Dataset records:
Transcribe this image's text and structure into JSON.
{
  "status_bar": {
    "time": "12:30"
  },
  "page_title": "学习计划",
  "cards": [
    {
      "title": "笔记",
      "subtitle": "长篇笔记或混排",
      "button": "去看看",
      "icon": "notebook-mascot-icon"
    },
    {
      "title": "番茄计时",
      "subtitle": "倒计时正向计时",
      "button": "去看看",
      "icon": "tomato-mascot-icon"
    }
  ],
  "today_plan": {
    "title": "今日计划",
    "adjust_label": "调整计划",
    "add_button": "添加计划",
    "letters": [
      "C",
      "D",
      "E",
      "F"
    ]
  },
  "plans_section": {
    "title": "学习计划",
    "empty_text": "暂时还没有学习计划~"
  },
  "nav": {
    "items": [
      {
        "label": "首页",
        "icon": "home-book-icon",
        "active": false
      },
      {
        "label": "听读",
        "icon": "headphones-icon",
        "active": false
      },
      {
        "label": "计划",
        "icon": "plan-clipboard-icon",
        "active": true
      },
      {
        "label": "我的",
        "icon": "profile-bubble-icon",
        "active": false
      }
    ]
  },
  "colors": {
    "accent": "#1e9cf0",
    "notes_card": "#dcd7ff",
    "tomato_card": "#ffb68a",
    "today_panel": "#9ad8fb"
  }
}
--
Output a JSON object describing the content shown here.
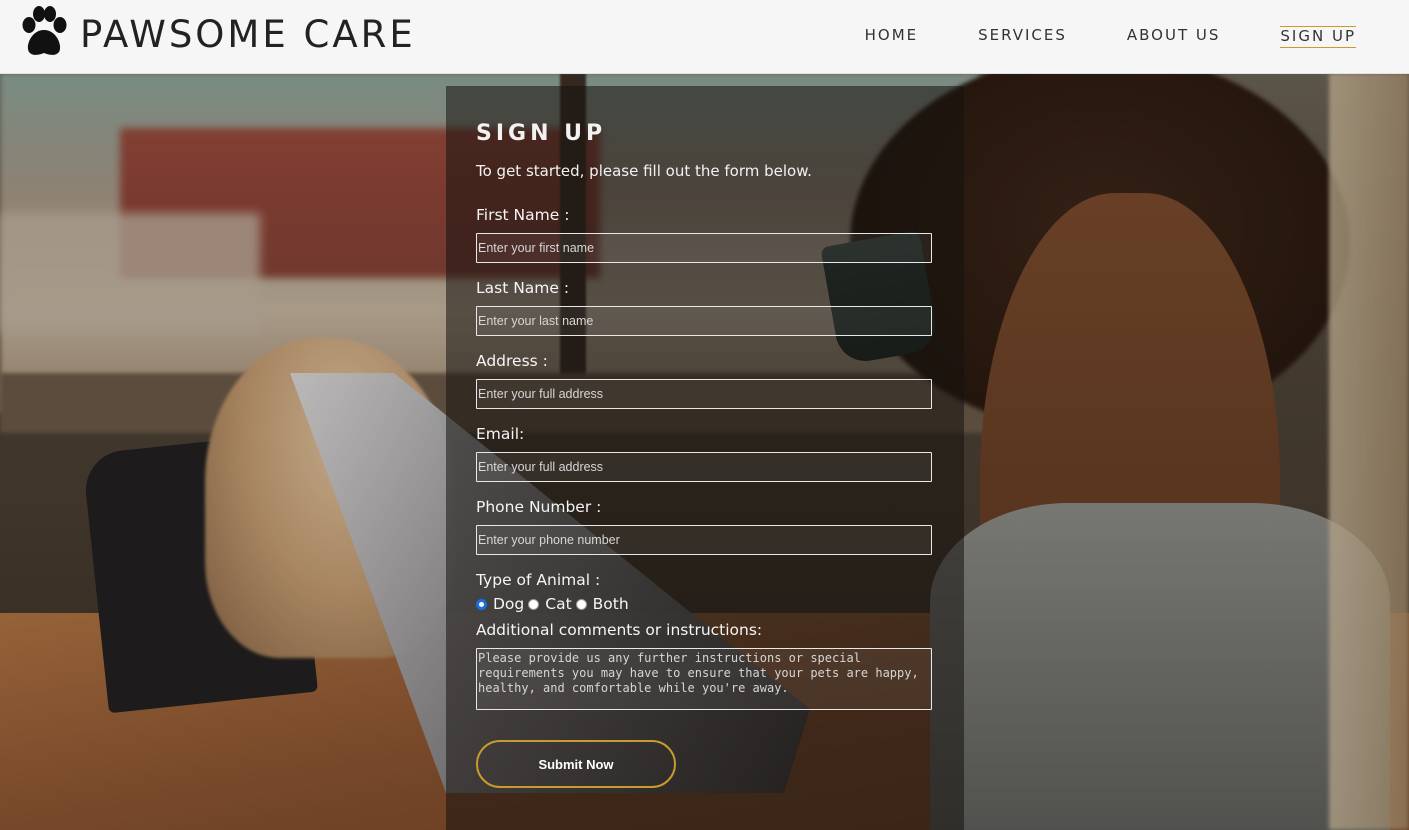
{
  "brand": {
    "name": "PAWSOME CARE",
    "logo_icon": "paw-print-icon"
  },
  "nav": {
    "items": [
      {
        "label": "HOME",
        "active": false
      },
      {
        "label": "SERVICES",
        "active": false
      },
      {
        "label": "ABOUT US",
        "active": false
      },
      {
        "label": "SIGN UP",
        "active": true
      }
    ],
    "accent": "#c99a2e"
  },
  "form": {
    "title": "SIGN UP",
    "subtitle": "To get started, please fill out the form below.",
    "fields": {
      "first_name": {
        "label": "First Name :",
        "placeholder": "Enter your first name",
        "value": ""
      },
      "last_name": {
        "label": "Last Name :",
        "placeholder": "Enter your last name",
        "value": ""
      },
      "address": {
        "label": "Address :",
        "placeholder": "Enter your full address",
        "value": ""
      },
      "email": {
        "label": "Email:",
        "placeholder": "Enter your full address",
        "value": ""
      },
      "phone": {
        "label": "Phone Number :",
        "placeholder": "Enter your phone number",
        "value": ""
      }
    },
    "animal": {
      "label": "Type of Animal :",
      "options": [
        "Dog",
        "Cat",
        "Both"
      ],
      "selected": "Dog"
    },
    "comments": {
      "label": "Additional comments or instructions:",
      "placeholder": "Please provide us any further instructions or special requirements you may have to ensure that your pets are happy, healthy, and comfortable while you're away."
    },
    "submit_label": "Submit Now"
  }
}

=== GIVEN PROBLEM ===
Within the listing above, work out how many lines contain the string "icon", and reply with that number only.

=== FINISHED EXERCISE ===
7